— Start —
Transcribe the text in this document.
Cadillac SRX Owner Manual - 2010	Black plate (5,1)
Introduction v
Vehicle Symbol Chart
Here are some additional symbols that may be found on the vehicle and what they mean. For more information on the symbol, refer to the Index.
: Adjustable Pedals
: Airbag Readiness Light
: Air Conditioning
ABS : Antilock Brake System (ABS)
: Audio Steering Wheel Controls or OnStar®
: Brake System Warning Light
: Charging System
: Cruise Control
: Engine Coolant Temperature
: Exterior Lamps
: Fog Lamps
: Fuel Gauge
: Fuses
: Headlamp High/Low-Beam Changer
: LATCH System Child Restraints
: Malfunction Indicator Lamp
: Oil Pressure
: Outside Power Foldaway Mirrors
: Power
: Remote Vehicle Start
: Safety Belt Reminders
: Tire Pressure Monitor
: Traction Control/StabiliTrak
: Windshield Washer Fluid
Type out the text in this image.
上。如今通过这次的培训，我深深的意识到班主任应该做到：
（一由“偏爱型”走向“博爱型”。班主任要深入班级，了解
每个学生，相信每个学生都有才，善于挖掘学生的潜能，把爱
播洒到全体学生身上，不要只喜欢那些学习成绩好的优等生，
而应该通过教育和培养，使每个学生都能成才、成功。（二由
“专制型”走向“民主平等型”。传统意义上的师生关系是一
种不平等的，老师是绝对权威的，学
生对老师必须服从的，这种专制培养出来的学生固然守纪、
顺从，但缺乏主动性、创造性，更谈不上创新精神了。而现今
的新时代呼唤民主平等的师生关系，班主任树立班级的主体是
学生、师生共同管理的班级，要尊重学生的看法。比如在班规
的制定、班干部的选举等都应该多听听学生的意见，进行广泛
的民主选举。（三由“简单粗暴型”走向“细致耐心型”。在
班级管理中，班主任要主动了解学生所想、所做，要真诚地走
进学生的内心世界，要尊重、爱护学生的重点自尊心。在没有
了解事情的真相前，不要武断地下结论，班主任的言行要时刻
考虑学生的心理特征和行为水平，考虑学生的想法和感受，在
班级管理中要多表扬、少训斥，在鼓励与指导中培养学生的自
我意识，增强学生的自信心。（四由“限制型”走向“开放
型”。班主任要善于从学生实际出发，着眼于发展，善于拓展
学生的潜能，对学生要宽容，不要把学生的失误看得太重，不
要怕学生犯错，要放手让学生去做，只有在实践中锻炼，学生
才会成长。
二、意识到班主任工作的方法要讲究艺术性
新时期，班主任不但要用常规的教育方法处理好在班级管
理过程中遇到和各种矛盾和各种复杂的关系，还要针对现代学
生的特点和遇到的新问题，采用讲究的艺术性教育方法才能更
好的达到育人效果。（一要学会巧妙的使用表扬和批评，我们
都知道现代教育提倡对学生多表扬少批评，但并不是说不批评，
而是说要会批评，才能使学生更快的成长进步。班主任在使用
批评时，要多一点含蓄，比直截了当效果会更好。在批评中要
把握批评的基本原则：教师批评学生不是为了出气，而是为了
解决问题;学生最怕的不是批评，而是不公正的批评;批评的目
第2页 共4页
— End —
# Job
All of the entries must be quoted exactly; please include each one.

# Response to this exercise
Transcribe the text in this document.
Cadillac SRX Owner Manual - 2010	Black plate (5,1)
Introduction v
Vehicle Symbol Chart
Here are some additional symbols that may be found on the vehicle and what they mean. For more information on the symbol, refer to the Index.
: Adjustable Pedals
: Airbag Readiness Light
: Air Conditioning
ABS : Antilock Brake System (ABS)
: Audio Steering Wheel Controls or OnStar®
: Brake System Warning Light
: Charging System
: Cruise Control
: Engine Coolant Temperature
: Exterior Lamps
: Fog Lamps
: Fuel Gauge
: Fuses
: Headlamp High/Low-Beam Changer
: LATCH System Child Restraints
: Malfunction Indicator Lamp
: Oil Pressure
: Outside Power Foldaway Mirrors
: Power
: Remote Vehicle Start
: Safety Belt Reminders
: Tire Pressure Monitor
: Traction Control/StabiliTrak
: Windshield Washer Fluid
Type out the text in this image.
上。如今通过这次的培训，我深深的意识到班主任应该做到：
（一由“偏爱型”走向“博爱型”。班主任要深入班级，了解
每个学生，相信每个学生都有才，善于挖掘学生的潜能，把爱
播洒到全体学生身上，不要只喜欢那些学习成绩好的优等生，
而应该通过教育和培养，使每个学生都能成才、成功。（二由
“专制型”走向“民主平等型”。传统意义上的师生关系是一
种不平等的，老师是绝对权威的，学
生对老师必须服从的，这种专制培养出来的学生固然守纪、
顺从，但缺乏主动性、创造性，更谈不上创新精神了。而现今
的新时代呼唤民主平等的师生关系，班主任树立班级的主体是
学生、师生共同管理的班级，要尊重学生的看法。比如在班规
的制定、班干部的选举等都应该多听听学生的意见，进行广泛
的民主选举。（三由“简单粗暴型”走向“细致耐心型”。在
班级管理中，班主任要主动了解学生所想、所做，要真诚地走
进学生的内心世界，要尊重、爱护学生的重点自尊心。在没有
了解事情的真相前，不要武断地下结论，班主任的言行要时刻
考虑学生的心理特征和行为水平，考虑学生的想法和感受，在
班级管理中要多表扬、少训斥，在鼓励与指导中培养学生的自
我意识，增强学生的自信心。（四由“限制型”走向“开放
型”。班主任要善于从学生实际出发，着眼于发展，善于拓展
学生的潜能，对学生要宽容，不要把学生的失误看得太重，不
要怕学生犯错，要放手让学生去做，只有在实践中锻炼，学生
才会成长。
二、意识到班主任工作的方法要讲究艺术性
新时期，班主任不但要用常规的教育方法处理好在班级管
理过程中遇到和各种矛盾和各种复杂的关系，还要针对现代学
生的特点和遇到的新问题，采用讲究的艺术性教育方法才能更
好的达到育人效果。（一要学会巧妙的使用表扬和批评，我们
都知道现代教育提倡对学生多表扬少批评，但并不是说不批评，
而是说要会批评，才能使学生更快的成长进步。班主任在使用
批评时，要多一点含蓄，比直截了当效果会更好。在批评中要
把握批评的基本原则：教师批评学生不是为了出气，而是为了
解决问题;学生最怕的不是批评，而是不公正的批评;批评的目
第2页 共4页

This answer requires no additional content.